▸ **GIVEN TASK**
Rewrite the rows from the line containing "virtualbox-icon bbox=[12, 403, 64, 453]" through the line containing "file-explorer-button[interactable] bbox=[152, 733, 192, 765]", both included, as a JSON list of strings with one string per line and no blank lines.

---------- DATA PROVIDED ----------

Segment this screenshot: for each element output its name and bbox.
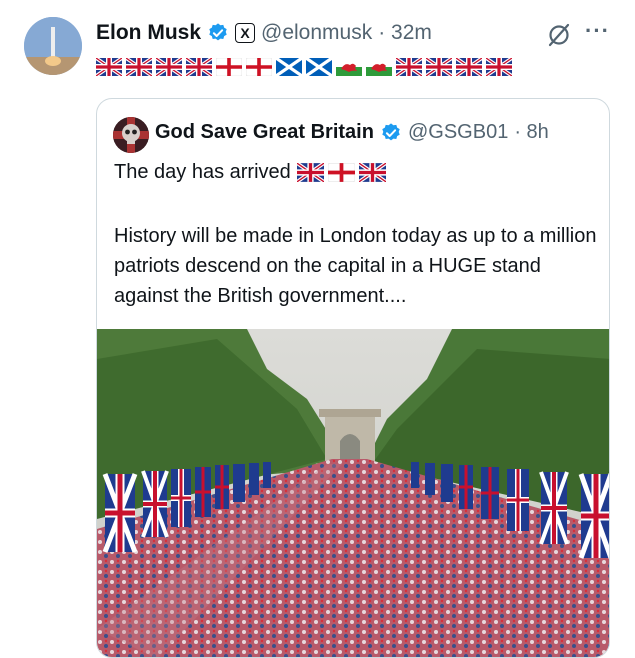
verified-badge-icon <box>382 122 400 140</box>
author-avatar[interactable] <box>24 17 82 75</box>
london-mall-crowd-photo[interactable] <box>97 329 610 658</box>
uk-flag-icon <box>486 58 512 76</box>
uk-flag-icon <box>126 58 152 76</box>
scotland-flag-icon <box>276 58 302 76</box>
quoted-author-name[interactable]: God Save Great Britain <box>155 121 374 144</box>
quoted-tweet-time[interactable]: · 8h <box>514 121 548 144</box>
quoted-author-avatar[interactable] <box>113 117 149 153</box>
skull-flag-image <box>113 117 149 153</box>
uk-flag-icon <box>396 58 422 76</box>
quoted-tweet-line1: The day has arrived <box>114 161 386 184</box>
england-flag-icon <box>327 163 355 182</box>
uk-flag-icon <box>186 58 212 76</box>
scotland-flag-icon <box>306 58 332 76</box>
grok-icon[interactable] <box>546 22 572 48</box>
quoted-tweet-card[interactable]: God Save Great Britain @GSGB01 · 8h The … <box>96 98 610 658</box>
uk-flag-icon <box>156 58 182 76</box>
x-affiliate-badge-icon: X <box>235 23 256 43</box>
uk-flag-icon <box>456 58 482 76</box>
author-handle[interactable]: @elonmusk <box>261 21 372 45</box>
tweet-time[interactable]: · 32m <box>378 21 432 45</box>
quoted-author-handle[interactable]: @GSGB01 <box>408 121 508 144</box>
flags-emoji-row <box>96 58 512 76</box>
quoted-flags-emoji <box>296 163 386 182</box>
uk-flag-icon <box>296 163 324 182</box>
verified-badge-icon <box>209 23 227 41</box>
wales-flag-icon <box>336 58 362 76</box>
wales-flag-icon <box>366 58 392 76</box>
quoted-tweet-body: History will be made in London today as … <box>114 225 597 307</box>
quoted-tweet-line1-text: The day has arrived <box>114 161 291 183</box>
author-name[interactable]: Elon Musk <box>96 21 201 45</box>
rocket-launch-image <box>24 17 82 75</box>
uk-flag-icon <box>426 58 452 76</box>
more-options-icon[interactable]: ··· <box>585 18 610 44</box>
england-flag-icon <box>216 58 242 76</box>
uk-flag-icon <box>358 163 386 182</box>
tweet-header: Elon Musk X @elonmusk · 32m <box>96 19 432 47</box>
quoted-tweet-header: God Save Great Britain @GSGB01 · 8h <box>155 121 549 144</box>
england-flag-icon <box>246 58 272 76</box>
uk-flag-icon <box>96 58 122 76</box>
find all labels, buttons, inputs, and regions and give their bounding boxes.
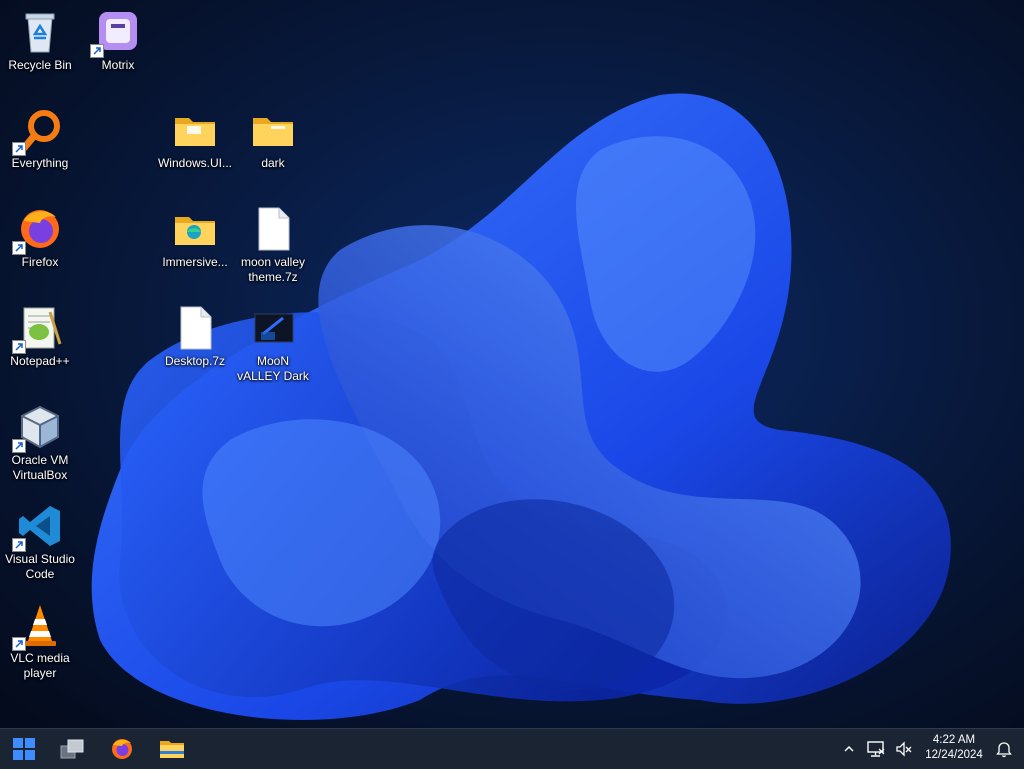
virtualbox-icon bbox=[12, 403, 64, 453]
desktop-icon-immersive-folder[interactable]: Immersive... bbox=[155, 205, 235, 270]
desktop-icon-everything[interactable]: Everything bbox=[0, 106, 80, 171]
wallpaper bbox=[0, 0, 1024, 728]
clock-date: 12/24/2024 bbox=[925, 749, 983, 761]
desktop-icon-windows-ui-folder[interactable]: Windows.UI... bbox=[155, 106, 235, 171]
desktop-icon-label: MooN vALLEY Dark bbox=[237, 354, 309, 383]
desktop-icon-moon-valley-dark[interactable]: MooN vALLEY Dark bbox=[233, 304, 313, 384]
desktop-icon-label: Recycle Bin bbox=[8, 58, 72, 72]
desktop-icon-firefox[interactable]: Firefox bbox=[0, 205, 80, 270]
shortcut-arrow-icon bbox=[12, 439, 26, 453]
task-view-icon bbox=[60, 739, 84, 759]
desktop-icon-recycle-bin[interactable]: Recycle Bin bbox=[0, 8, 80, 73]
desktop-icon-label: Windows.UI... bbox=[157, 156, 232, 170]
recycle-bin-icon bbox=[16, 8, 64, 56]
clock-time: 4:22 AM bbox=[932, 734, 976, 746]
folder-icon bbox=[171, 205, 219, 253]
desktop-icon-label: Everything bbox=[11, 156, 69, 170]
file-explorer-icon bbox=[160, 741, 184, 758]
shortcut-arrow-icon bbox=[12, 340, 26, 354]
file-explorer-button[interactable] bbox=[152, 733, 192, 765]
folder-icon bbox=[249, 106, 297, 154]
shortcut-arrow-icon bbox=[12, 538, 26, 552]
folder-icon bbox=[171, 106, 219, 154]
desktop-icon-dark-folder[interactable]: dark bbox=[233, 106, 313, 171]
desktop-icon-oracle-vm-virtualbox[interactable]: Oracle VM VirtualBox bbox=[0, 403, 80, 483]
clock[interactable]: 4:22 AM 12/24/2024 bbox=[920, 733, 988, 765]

----------

▸ **THE OUTPUT**
[
  "virtualbox-icon bbox=[12, 403, 64, 453]",
  "desktop-icon-immersive-folder[interactable]: Immersive... bbox=[155, 205, 235, 270]",
  "desktop-icon-everything[interactable]: Everything bbox=[0, 106, 80, 171]",
  "wallpaper bbox=[0, 0, 1024, 728]",
  "clock-date: 12/24/2024 bbox=[925, 749, 983, 761]",
  "desktop-icon-windows-ui-folder[interactable]: Windows.UI... bbox=[155, 106, 235, 171]",
  "desktop-icon-label: MooN vALLEY Dark bbox=[237, 354, 309, 383]",
  "desktop-icon-moon-valley-dark[interactable]: MooN vALLEY Dark bbox=[233, 304, 313, 384]",
  "desktop-icon-label: Recycle Bin bbox=[8, 58, 72, 72]",
  "desktop-icon-firefox[interactable]: Firefox bbox=[0, 205, 80, 270]",
  "shortcut-arrow-icon bbox=[12, 439, 26, 453]",
  "task-view-icon bbox=[60, 739, 84, 759]",
  "desktop-icon-recycle-bin[interactable]: Recycle Bin bbox=[0, 8, 80, 73]",
  "desktop-icon-label: Windows.UI... bbox=[157, 156, 232, 170]",
  "recycle-bin-icon bbox=[16, 8, 64, 56]",
  "clock-time: 4:22 AM bbox=[932, 734, 976, 746]",
  "folder-icon bbox=[171, 205, 219, 253]",
  "desktop-icon-label: Everything bbox=[11, 156, 69, 170]",
  "file-explorer-icon bbox=[160, 741, 184, 758]",
  "shortcut-arrow-icon bbox=[12, 340, 26, 354]",
  "file-explorer-button[interactable] bbox=[152, 733, 192, 765]"
]